▸ WHAT YOU ARE ASKED TO DO:
In the records below, find each line with the word "Polyester" and copy it.
#### SUPPLIED RECORDS ####
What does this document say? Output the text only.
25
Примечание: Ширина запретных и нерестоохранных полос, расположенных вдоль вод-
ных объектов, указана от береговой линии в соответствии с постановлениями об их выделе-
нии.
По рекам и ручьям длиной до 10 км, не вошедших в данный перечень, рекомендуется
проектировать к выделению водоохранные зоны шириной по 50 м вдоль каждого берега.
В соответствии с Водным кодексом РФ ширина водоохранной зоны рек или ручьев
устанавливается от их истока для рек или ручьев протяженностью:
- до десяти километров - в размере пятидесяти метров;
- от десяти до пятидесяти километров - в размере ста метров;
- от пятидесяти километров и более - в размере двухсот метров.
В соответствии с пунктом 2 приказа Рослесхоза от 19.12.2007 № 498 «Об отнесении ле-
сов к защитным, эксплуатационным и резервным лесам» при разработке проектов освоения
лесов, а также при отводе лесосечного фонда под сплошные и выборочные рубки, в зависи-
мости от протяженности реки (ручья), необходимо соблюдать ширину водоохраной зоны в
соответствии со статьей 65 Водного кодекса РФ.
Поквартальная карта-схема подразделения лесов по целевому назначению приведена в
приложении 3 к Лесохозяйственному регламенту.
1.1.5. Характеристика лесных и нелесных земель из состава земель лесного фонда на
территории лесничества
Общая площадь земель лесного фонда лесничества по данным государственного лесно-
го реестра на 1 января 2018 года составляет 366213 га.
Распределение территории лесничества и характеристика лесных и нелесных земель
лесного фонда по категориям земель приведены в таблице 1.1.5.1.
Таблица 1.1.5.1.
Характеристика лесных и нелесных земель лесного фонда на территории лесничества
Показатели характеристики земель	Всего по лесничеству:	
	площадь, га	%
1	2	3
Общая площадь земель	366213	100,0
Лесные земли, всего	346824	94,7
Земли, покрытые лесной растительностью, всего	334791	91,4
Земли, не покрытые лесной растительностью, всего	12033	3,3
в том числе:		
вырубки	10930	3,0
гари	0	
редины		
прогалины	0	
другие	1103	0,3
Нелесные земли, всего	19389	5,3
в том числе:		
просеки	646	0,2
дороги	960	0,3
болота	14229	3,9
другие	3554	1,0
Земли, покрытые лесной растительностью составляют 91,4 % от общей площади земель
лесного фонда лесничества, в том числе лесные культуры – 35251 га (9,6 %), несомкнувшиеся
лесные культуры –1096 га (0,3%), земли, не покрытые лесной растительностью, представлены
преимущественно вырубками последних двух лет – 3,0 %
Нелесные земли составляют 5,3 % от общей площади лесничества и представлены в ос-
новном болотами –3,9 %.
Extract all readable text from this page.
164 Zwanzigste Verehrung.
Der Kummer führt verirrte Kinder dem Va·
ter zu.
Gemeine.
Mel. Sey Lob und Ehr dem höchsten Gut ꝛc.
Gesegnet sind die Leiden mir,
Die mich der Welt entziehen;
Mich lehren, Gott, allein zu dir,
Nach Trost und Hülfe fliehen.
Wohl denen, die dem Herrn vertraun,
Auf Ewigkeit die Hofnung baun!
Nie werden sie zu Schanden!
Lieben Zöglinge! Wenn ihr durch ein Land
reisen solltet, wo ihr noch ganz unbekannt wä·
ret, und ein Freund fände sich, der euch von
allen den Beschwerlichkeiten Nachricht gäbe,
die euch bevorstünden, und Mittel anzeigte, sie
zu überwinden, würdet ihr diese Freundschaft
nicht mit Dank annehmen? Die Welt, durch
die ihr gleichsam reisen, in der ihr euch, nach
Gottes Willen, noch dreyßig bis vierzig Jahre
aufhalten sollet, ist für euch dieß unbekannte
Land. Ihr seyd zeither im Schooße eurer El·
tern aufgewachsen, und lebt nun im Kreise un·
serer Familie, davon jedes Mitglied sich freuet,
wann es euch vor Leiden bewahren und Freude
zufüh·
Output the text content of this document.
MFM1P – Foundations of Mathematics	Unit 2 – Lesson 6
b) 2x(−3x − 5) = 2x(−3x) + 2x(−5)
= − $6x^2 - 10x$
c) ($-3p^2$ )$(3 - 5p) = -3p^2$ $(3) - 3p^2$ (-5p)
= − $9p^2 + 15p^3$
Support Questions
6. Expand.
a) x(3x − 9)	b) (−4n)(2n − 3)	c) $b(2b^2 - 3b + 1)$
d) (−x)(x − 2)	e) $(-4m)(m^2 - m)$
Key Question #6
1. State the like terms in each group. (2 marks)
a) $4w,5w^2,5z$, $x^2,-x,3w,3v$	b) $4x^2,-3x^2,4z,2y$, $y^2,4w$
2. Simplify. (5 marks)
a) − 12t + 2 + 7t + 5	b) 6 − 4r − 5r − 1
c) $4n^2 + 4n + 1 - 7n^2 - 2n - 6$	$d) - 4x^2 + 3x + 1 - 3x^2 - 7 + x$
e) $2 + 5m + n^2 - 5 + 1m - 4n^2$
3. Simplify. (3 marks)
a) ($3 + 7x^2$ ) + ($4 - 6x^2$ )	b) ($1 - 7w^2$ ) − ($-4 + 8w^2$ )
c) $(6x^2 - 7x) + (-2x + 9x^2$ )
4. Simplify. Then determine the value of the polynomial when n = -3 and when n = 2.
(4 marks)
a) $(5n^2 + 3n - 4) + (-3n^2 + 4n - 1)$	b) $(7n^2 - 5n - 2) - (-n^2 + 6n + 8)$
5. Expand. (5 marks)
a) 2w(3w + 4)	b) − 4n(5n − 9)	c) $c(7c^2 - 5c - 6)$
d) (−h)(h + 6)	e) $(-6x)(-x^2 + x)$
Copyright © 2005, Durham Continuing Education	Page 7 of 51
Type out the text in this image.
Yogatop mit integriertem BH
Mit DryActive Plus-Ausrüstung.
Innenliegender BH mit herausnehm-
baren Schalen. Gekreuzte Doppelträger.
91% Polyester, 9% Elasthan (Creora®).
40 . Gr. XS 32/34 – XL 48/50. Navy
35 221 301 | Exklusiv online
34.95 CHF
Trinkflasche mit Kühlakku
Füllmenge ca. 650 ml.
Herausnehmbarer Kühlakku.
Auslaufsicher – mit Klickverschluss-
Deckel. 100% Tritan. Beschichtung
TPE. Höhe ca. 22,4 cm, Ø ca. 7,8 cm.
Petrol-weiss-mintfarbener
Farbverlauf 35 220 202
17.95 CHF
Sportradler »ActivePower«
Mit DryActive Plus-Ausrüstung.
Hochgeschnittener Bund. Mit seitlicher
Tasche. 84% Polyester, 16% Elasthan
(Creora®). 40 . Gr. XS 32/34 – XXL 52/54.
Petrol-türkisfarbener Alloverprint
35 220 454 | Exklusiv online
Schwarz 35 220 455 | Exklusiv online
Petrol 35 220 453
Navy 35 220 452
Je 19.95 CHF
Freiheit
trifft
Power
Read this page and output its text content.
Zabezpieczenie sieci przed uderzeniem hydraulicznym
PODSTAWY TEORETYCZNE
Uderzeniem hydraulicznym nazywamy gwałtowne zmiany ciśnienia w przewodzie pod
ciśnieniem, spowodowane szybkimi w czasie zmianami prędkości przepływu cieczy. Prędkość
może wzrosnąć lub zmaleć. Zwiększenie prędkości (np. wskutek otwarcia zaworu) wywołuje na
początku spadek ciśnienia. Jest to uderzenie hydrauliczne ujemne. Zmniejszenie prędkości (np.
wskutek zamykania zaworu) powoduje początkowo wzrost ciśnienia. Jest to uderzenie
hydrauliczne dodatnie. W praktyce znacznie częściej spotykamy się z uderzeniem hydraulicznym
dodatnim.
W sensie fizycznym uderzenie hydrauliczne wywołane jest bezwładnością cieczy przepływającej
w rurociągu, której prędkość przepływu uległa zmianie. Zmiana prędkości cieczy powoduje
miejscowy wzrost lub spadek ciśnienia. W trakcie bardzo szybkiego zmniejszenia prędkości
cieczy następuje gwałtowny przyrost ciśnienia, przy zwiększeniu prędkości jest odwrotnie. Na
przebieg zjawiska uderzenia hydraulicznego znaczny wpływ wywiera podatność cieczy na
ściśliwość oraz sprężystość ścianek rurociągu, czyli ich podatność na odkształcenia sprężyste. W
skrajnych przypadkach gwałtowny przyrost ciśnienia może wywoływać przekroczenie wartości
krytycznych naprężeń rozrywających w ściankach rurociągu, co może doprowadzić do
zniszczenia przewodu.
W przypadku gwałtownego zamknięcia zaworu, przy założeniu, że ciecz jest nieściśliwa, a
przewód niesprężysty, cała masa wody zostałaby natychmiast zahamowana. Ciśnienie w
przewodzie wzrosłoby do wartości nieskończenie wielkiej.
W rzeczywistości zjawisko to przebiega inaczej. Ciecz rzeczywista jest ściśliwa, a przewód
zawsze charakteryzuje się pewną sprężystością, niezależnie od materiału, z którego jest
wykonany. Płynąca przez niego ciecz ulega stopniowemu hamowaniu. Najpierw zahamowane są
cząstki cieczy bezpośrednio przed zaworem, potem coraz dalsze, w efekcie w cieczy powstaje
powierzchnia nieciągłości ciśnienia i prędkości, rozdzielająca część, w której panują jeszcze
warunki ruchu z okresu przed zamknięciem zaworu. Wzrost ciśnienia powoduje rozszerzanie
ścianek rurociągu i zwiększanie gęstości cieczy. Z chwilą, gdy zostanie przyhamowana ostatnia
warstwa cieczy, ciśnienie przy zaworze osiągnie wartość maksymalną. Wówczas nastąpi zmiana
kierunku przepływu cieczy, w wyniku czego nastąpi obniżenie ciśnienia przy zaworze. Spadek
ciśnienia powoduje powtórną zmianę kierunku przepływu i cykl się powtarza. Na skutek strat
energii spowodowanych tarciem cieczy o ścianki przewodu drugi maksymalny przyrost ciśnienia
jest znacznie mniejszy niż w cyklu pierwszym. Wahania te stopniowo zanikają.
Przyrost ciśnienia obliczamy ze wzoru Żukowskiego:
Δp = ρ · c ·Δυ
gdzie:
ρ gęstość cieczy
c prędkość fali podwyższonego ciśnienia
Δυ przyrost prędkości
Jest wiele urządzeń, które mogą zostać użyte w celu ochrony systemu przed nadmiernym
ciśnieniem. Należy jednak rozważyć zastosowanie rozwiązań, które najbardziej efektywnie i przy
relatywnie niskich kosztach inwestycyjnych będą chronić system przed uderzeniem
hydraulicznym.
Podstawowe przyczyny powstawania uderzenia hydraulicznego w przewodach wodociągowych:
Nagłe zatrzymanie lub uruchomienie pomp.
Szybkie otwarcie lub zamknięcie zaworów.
####
▸ CORRECT ANSWER:
91% Polyester, 9% Elasthan (Creora®).
Tasche. 84% Polyester, 16% Elasthan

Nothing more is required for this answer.